## What the task asks
Pull out every line containing the string "from".

[Some records]
※ ※ ※
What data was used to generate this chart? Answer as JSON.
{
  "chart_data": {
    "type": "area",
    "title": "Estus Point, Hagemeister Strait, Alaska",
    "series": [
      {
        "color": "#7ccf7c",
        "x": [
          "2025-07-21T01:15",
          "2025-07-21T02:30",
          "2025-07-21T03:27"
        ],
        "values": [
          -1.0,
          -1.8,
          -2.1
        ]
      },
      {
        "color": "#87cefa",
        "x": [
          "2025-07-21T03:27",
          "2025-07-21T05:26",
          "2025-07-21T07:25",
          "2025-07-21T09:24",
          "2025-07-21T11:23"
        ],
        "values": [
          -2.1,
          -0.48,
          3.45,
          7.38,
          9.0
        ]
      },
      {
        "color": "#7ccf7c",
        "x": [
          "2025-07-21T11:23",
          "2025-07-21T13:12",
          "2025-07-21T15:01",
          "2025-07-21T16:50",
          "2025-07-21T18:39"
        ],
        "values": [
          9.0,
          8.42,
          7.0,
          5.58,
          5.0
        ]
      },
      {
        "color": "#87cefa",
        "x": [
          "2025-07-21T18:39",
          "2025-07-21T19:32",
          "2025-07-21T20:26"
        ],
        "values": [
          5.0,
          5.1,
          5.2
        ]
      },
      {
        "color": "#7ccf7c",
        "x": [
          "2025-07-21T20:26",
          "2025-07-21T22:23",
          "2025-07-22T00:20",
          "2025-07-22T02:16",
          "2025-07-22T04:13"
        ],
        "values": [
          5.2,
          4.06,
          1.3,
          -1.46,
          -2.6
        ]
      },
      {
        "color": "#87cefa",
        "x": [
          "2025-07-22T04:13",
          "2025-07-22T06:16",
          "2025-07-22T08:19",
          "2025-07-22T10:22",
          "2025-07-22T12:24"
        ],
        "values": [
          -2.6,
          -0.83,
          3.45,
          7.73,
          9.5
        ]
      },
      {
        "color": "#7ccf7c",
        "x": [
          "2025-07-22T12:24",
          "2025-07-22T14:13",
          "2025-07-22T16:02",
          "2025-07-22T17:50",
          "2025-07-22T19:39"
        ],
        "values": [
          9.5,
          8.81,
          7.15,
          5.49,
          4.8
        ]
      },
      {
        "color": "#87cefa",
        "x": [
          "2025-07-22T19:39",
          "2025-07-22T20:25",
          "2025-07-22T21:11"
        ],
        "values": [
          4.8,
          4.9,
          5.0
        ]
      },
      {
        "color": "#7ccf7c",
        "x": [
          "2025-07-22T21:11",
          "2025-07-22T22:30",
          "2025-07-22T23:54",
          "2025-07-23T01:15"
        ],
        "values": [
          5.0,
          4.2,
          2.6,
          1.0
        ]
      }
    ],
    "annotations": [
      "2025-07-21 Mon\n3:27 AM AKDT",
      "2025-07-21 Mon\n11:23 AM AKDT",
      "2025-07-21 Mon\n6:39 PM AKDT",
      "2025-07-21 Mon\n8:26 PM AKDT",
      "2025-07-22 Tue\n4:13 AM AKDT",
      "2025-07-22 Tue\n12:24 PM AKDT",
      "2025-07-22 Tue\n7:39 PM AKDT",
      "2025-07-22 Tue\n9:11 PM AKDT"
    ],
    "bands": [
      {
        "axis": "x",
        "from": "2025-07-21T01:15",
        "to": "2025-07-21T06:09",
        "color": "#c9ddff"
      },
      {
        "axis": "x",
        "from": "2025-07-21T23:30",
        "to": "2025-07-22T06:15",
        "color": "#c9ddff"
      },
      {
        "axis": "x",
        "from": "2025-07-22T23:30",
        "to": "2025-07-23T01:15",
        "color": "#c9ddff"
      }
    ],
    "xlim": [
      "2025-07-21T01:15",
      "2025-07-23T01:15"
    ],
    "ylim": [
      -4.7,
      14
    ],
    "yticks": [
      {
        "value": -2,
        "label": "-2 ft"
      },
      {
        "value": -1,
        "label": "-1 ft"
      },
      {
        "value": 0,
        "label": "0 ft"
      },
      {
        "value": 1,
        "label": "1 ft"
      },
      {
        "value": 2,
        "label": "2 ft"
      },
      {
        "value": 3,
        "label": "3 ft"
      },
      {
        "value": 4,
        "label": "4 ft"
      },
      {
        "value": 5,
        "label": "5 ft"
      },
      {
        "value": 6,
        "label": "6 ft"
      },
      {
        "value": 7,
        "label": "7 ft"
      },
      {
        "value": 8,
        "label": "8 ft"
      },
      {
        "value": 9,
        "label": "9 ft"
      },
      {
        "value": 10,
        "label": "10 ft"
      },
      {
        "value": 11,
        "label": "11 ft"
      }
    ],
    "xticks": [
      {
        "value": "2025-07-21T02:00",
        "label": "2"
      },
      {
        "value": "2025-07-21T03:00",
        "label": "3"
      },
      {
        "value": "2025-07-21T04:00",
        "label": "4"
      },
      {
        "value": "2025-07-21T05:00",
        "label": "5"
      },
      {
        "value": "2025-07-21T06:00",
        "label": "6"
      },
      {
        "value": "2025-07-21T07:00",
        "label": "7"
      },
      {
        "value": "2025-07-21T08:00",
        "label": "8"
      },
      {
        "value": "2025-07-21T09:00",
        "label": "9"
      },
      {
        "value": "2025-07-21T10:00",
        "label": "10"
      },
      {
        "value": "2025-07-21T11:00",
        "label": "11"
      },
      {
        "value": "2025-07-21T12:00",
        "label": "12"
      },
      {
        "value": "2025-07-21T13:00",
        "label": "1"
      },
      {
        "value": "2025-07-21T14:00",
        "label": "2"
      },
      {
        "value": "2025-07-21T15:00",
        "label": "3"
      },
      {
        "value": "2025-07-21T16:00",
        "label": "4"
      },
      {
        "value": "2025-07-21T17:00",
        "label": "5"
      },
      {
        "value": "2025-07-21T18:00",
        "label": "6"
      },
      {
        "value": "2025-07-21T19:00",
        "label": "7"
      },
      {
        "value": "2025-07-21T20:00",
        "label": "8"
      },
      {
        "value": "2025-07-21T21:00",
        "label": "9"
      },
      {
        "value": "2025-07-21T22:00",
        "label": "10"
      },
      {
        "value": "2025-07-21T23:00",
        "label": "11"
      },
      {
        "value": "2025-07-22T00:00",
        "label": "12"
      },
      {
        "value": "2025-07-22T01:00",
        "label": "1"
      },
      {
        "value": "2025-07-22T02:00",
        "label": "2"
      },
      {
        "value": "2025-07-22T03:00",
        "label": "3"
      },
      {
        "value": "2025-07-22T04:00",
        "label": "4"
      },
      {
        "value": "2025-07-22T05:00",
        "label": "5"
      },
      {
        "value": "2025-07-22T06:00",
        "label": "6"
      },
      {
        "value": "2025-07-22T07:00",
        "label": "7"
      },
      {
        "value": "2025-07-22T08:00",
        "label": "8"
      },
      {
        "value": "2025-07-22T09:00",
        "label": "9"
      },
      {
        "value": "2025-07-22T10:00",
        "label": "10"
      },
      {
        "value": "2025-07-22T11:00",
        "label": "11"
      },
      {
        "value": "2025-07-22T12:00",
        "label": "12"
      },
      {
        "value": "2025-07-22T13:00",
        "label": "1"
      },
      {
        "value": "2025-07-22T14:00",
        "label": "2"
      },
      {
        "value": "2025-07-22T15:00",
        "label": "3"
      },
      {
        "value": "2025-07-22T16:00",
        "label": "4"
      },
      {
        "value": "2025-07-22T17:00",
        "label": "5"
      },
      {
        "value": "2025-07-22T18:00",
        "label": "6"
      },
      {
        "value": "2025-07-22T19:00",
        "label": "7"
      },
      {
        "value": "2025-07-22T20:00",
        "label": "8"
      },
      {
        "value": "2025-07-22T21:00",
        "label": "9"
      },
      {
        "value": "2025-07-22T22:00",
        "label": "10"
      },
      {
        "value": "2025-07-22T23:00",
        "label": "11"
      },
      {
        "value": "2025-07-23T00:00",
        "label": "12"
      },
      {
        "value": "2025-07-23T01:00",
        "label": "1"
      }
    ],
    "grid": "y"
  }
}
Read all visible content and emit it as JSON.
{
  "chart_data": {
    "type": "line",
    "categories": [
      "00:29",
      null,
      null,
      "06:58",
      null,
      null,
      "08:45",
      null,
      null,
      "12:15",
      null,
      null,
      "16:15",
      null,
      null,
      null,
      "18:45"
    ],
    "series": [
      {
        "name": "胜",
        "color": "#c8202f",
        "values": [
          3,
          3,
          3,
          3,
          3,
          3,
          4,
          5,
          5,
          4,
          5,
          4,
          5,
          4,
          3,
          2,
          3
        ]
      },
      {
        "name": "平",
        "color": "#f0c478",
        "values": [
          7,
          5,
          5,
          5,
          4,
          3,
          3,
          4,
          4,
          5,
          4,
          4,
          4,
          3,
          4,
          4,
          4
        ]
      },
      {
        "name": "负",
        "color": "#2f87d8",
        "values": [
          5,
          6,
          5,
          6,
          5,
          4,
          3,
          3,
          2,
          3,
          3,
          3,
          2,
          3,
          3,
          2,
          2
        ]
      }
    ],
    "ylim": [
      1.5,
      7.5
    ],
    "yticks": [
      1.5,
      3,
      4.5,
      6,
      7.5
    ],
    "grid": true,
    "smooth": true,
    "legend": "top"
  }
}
※ ※ ※
## Finished answer
        "from": "2025-07-21T01:15",
        "from": "2025-07-21T23:30",
        "from": "2025-07-22T23:30",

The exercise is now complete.